◆ PROBLEM
In the records below, pick out all lines containing the word "subsystems".

◆ TASK INPUT
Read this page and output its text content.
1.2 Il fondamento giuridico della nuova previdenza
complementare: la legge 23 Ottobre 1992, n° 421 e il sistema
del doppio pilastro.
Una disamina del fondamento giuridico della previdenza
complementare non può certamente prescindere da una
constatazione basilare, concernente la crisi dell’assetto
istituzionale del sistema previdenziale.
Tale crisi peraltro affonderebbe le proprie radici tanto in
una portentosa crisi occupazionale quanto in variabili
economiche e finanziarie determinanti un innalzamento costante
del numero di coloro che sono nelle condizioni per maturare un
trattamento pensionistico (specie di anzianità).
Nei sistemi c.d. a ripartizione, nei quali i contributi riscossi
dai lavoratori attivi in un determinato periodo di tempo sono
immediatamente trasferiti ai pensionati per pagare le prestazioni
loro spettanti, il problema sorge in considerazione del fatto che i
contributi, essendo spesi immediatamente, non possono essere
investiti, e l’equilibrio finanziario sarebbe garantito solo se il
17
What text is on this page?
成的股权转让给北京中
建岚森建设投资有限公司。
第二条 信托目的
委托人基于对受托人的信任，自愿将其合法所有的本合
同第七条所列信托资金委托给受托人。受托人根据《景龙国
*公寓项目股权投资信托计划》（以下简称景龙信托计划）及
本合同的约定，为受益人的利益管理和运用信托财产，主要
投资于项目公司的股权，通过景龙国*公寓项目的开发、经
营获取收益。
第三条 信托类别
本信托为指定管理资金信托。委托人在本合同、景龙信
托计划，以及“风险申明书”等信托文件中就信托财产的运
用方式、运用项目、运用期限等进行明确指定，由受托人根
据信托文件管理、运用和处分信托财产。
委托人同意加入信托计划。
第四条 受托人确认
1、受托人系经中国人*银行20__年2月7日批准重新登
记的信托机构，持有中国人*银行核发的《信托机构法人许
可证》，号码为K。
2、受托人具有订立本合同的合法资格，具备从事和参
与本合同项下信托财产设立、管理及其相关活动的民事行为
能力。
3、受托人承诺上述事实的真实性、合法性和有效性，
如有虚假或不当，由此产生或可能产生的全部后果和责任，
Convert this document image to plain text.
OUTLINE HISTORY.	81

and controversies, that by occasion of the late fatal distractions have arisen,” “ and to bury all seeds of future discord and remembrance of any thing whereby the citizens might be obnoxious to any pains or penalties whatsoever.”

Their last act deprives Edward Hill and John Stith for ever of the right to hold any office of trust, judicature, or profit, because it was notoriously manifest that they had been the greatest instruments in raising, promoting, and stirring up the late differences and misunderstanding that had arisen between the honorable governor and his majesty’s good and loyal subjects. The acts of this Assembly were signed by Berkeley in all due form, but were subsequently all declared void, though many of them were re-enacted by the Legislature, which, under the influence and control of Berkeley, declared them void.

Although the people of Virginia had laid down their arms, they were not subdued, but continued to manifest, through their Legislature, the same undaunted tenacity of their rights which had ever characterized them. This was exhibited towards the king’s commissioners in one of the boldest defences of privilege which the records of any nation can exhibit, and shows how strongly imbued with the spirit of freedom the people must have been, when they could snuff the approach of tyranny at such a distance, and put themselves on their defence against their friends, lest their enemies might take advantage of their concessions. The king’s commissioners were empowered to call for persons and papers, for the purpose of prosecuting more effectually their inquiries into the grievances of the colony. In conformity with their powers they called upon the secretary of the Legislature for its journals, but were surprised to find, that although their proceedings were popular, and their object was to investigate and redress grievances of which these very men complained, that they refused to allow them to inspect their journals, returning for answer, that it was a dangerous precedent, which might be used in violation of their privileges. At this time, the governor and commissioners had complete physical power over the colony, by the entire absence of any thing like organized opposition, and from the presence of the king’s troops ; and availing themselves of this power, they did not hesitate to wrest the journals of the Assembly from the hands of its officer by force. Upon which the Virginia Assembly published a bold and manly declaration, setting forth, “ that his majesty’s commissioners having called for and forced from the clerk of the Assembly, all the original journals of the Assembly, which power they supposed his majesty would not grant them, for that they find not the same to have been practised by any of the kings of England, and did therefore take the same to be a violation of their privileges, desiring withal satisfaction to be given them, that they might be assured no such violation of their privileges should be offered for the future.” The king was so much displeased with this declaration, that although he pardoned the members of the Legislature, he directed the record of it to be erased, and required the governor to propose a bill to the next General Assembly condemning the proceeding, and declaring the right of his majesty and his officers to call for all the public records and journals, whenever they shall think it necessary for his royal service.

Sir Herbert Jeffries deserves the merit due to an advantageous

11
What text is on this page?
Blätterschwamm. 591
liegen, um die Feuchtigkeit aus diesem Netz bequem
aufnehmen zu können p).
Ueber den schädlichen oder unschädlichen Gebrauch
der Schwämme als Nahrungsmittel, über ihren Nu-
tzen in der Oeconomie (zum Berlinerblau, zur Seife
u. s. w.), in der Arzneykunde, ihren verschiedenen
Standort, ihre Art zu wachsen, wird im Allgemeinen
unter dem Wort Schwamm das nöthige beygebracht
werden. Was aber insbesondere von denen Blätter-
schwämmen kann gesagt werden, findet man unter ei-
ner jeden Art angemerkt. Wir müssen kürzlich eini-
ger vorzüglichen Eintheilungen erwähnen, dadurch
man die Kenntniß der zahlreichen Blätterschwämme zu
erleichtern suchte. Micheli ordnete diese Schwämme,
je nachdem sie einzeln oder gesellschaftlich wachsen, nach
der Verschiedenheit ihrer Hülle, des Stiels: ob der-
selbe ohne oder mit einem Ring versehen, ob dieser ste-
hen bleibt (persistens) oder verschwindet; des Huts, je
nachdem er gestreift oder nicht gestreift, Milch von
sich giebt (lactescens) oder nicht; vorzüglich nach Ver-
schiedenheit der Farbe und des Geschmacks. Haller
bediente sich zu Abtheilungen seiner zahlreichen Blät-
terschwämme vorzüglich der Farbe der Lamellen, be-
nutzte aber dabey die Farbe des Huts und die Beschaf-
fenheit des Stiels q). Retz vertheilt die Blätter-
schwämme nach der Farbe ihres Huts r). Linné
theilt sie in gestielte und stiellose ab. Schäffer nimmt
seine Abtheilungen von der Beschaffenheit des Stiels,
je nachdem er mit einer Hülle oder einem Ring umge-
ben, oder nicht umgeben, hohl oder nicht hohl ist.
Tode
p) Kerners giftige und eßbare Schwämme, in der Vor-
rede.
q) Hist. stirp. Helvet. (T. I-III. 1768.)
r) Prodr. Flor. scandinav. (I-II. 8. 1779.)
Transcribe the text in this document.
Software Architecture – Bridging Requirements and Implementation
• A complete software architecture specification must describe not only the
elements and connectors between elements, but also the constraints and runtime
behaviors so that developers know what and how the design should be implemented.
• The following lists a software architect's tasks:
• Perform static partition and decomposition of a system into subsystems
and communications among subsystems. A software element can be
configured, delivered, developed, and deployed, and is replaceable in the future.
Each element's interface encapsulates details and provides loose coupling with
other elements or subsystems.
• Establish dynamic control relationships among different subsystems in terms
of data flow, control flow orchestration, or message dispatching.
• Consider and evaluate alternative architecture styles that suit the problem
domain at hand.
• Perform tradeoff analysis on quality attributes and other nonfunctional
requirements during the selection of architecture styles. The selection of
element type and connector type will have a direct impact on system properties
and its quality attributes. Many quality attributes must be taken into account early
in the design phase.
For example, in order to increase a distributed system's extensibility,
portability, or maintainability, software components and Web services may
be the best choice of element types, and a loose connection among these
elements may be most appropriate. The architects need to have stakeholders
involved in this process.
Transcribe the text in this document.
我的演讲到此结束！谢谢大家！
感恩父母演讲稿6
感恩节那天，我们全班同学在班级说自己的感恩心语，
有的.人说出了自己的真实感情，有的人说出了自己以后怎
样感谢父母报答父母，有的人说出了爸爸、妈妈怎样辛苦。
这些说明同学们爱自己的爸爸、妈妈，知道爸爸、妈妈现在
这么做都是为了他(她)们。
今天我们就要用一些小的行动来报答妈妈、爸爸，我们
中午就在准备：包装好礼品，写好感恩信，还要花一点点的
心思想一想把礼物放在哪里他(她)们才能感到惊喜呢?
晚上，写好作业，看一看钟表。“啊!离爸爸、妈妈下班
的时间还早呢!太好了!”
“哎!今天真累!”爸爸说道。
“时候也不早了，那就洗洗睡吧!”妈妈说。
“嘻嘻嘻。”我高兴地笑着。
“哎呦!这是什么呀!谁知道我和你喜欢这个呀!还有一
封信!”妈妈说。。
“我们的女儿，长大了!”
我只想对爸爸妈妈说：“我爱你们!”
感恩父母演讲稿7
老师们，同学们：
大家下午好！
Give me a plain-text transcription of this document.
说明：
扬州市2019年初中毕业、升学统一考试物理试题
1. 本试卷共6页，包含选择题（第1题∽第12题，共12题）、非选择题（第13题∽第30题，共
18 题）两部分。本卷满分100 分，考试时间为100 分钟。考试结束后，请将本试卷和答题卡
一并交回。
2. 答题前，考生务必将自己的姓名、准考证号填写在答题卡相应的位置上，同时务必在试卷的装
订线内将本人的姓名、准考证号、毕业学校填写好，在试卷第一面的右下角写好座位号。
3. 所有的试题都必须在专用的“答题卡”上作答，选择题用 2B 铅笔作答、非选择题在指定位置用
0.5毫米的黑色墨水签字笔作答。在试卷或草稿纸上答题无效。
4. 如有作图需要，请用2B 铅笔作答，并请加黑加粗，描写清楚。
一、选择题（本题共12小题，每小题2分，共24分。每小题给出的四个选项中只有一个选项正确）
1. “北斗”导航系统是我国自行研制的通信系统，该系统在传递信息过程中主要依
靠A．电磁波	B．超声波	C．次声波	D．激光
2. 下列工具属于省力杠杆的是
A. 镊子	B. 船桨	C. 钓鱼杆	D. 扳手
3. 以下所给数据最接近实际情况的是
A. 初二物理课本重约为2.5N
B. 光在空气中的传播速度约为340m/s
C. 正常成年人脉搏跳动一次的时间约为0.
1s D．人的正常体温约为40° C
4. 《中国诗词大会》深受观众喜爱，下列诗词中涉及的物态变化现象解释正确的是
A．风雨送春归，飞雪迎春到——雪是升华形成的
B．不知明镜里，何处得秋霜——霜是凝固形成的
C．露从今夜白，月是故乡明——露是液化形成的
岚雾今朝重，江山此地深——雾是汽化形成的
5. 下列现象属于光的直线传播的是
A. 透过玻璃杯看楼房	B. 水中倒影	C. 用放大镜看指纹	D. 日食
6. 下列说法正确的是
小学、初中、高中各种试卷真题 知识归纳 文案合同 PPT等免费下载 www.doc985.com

◆ WRITTEN RESPONSE
• Perform static partition and decomposition of a system into subsystems
and communications among subsystems. A software element can be
other elements or subsystems.
• Establish dynamic control relationships among different subsystems in terms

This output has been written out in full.